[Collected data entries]
▶
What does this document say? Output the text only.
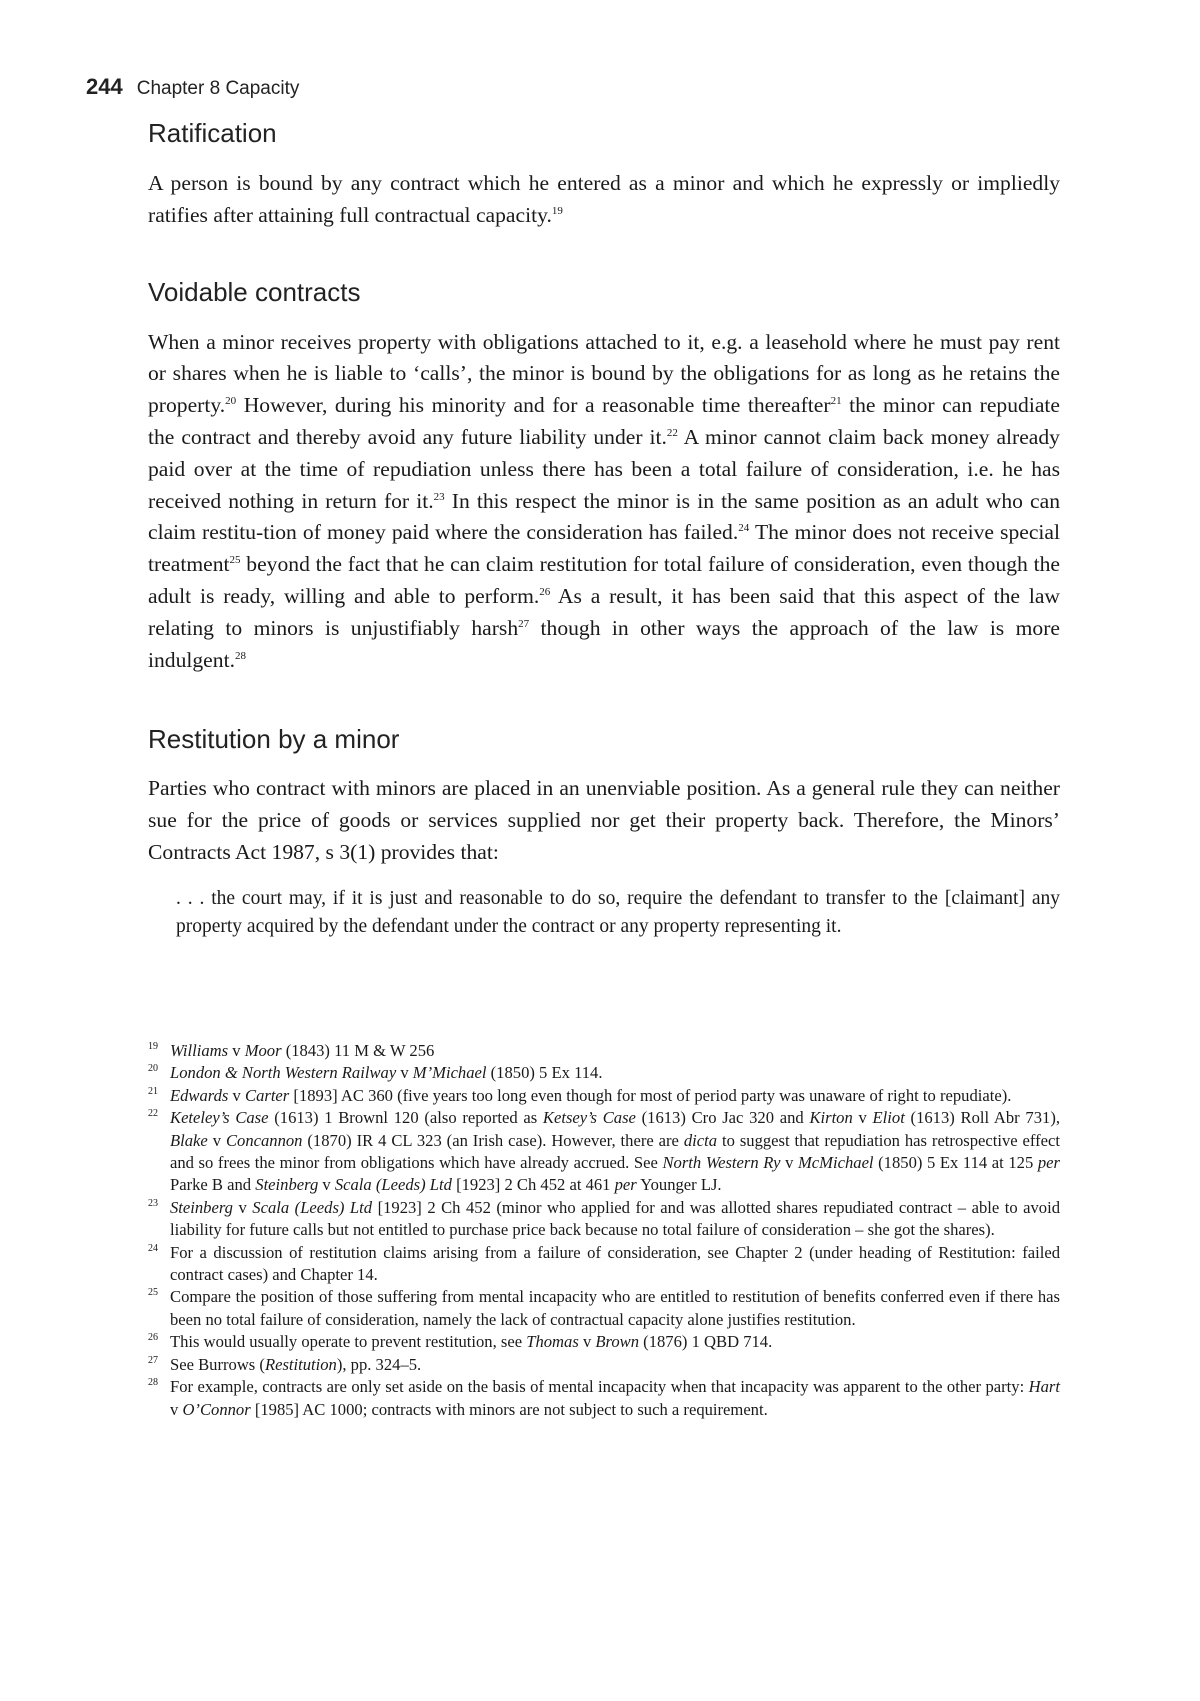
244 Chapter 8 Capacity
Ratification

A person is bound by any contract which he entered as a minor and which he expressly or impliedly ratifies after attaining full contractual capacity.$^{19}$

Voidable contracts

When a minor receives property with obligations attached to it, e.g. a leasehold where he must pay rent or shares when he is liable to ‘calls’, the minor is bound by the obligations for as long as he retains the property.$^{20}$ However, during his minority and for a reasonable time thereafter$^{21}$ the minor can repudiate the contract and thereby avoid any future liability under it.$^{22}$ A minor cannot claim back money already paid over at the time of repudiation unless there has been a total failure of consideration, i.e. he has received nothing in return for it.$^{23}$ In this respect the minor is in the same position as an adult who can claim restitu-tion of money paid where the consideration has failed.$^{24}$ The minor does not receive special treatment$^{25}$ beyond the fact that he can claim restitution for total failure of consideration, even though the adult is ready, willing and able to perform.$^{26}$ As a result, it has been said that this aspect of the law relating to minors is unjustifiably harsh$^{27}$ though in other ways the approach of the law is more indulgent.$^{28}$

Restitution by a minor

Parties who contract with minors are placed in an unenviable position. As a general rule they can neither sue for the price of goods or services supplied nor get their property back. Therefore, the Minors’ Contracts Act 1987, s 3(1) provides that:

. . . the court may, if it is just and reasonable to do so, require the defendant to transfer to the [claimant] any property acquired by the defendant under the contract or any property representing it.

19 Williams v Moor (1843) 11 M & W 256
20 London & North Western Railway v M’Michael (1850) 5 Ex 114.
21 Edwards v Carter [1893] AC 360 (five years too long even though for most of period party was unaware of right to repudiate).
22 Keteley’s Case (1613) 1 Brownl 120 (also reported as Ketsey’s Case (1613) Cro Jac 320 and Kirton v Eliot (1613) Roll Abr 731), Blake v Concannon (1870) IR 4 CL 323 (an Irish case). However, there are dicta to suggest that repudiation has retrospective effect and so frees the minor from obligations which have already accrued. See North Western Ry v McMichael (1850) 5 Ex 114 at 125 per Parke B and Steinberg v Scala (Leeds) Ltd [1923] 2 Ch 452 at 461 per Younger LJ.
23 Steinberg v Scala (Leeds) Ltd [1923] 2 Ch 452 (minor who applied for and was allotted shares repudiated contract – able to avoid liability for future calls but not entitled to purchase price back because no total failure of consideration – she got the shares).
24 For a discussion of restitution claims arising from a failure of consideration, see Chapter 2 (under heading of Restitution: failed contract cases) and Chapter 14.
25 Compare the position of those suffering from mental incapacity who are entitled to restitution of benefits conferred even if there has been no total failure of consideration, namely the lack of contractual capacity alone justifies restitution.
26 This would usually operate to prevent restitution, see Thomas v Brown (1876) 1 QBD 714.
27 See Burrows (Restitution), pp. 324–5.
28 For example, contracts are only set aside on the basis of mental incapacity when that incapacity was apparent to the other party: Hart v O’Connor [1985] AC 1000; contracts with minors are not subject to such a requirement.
◀
[What the task requires] Pictures appear in the records above. Output everything except them, exactly.

[Problem solution]
What does this document say? Output the text only.
244 Chapter 8 Capacity
Ratification

A person is bound by any contract which he entered as a minor and which he expressly or impliedly ratifies after attaining full contractual capacity.$^{19}$

Voidable contracts

When a minor receives property with obligations attached to it, e.g. a leasehold where he must pay rent or shares when he is liable to ‘calls’, the minor is bound by the obligations for as long as he retains the property.$^{20}$ However, during his minority and for a reasonable time thereafter$^{21}$ the minor can repudiate the contract and thereby avoid any future liability under it.$^{22}$ A minor cannot claim back money already paid over at the time of repudiation unless there has been a total failure of consideration, i.e. he has received nothing in return for it.$^{23}$ In this respect the minor is in the same position as an adult who can claim restitu-tion of money paid where the consideration has failed.$^{24}$ The minor does not receive special treatment$^{25}$ beyond the fact that he can claim restitution for total failure of consideration, even though the adult is ready, willing and able to perform.$^{26}$ As a result, it has been said that this aspect of the law relating to minors is unjustifiably harsh$^{27}$ though in other ways the approach of the law is more indulgent.$^{28}$

Restitution by a minor

Parties who contract with minors are placed in an unenviable position. As a general rule they can neither sue for the price of goods or services supplied nor get their property back. Therefore, the Minors’ Contracts Act 1987, s 3(1) provides that:

. . . the court may, if it is just and reasonable to do so, require the defendant to transfer to the [claimant] any property acquired by the defendant under the contract or any property representing it.

19 Williams v Moor (1843) 11 M & W 256
20 London & North Western Railway v M’Michael (1850) 5 Ex 114.
21 Edwards v Carter [1893] AC 360 (five years too long even though for most of period party was unaware of right to repudiate).
22 Keteley’s Case (1613) 1 Brownl 120 (also reported as Ketsey’s Case (1613) Cro Jac 320 and Kirton v Eliot (1613) Roll Abr 731), Blake v Concannon (1870) IR 4 CL 323 (an Irish case). However, there are dicta to suggest that repudiation has retrospective effect and so frees the minor from obligations which have already accrued. See North Western Ry v McMichael (1850) 5 Ex 114 at 125 per Parke B and Steinberg v Scala (Leeds) Ltd [1923] 2 Ch 452 at 461 per Younger LJ.
23 Steinberg v Scala (Leeds) Ltd [1923] 2 Ch 452 (minor who applied for and was allotted shares repudiated contract – able to avoid liability for future calls but not entitled to purchase price back because no total failure of consideration – she got the shares).
24 For a discussion of restitution claims arising from a failure of consideration, see Chapter 2 (under heading of Restitution: failed contract cases) and Chapter 14.
25 Compare the position of those suffering from mental incapacity who are entitled to restitution of benefits conferred even if there has been no total failure of consideration, namely the lack of contractual capacity alone justifies restitution.
26 This would usually operate to prevent restitution, see Thomas v Brown (1876) 1 QBD 714.
27 See Burrows (Restitution), pp. 324–5.
28 For example, contracts are only set aside on the basis of mental incapacity when that incapacity was apparent to the other party: Hart v O’Connor [1985] AC 1000; contracts with minors are not subject to such a requirement.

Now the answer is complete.